GOAL OF THE EXERCISE: Extract every line of the material that holds the string "psnr".

━━━━━ ROWS

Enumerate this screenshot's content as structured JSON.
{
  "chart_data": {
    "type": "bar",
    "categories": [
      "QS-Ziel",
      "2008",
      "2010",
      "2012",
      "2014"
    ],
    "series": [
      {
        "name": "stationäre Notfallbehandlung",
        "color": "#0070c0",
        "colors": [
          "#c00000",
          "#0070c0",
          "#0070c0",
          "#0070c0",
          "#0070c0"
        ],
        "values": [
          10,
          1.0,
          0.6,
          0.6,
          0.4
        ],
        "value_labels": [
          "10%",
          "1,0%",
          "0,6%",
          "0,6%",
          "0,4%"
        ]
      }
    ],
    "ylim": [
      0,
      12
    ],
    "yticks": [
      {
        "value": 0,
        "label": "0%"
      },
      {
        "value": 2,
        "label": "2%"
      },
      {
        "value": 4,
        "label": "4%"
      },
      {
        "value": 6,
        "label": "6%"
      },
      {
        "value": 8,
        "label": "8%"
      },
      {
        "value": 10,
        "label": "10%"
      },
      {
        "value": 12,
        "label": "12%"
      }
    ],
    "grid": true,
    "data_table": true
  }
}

━━━━━━━━━━
━━━━━ ROWS

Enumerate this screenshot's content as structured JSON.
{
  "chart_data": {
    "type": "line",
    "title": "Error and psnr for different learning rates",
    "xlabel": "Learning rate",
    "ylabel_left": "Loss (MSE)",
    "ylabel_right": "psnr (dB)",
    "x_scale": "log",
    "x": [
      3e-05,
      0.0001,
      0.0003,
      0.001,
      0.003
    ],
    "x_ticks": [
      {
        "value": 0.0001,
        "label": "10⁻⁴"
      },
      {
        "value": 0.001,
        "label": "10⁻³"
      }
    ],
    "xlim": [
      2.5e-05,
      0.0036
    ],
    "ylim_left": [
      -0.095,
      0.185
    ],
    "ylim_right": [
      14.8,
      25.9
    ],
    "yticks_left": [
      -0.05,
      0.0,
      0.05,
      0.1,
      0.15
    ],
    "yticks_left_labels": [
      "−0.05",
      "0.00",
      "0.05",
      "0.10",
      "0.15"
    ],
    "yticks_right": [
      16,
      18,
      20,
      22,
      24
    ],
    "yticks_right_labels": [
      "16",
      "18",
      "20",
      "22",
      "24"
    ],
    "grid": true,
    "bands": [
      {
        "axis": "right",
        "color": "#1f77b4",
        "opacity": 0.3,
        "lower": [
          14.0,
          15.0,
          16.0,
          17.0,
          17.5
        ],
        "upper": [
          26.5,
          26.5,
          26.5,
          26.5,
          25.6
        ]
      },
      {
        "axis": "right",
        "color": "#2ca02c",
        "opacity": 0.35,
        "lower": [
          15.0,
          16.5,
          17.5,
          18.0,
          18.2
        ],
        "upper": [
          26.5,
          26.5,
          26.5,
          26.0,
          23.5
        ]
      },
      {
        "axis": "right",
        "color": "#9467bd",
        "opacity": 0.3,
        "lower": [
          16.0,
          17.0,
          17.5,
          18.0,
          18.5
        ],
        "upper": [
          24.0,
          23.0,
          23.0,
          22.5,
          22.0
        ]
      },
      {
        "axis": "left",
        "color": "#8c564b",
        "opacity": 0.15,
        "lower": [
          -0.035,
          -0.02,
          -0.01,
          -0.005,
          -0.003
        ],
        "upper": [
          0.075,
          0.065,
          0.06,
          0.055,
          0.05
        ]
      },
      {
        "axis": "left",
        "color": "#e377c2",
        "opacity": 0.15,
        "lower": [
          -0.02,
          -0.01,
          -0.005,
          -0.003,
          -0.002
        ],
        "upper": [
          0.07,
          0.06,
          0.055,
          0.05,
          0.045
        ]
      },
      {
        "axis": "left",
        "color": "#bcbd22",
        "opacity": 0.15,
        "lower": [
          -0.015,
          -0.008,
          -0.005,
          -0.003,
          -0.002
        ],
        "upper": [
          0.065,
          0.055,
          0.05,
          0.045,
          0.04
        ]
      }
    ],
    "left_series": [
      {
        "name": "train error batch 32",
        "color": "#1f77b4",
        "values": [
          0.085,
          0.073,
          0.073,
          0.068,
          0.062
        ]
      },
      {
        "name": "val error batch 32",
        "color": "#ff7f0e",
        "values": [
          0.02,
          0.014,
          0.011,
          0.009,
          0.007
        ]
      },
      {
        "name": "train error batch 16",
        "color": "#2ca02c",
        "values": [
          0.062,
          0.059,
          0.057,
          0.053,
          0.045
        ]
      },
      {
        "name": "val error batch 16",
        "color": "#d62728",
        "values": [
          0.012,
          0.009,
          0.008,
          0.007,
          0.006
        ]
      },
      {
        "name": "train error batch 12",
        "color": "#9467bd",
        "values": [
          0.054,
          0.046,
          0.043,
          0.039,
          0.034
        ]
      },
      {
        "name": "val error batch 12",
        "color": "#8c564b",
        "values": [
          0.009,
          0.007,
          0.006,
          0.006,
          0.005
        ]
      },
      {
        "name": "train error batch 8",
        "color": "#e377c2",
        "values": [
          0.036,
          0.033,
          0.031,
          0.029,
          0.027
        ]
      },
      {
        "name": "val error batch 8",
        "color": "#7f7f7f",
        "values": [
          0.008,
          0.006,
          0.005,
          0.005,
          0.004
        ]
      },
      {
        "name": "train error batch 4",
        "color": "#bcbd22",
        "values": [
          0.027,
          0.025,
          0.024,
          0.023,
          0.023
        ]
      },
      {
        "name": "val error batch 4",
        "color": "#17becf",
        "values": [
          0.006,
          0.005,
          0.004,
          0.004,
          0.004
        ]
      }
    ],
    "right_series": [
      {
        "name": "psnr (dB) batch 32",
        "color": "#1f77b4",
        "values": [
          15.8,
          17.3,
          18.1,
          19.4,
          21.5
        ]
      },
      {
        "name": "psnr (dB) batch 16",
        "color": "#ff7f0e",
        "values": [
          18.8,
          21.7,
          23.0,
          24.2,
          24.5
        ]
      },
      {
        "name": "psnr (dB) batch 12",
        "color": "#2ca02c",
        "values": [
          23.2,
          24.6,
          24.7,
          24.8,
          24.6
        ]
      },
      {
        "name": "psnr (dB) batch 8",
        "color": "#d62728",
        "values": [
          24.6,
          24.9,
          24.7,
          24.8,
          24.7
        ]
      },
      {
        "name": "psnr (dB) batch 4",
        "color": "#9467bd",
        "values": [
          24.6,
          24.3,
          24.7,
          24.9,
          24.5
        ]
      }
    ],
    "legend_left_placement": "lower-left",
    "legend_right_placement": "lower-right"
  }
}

━━━━━━━━━━
━━━━━ ROWS

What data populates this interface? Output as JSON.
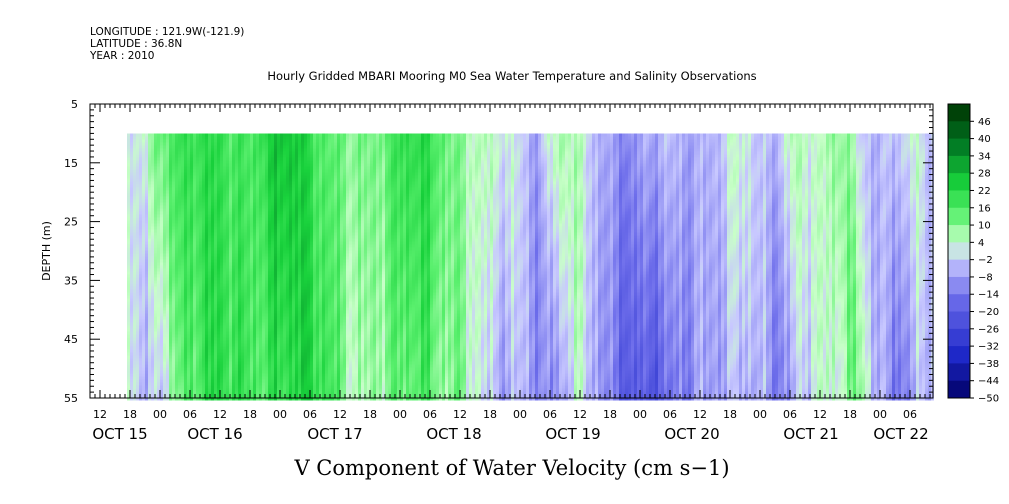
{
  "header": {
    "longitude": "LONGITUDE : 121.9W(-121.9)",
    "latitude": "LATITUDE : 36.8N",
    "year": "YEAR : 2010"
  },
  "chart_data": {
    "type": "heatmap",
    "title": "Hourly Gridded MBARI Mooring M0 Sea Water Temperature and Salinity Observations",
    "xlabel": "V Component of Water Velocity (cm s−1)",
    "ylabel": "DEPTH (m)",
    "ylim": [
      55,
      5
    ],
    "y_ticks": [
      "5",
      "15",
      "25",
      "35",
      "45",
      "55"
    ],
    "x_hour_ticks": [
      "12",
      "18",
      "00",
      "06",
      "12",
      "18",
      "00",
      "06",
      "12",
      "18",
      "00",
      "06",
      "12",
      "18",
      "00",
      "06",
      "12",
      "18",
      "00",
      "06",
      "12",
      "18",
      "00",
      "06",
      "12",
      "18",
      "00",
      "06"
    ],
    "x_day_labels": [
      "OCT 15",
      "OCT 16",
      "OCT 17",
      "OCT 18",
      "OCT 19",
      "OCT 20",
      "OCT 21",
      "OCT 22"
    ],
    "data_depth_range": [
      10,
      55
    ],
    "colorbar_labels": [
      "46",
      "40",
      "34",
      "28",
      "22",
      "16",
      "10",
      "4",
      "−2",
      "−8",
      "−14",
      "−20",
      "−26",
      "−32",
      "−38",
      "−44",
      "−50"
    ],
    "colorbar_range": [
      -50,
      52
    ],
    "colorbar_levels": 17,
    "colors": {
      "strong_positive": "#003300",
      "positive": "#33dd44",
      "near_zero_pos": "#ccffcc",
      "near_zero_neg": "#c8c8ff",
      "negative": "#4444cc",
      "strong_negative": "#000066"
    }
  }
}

━━━━━━━━━━

TASK RESPONSE:
    "title": "Error and psnr for different learning rates",
    "ylabel_right": "psnr (dB)",
        "name": "psnr (dB) batch 32",
        "name": "psnr (dB) batch 16",
        "name": "psnr (dB) batch 12",
        "name": "psnr (dB) batch 8",
        "name": "psnr (dB) batch 4",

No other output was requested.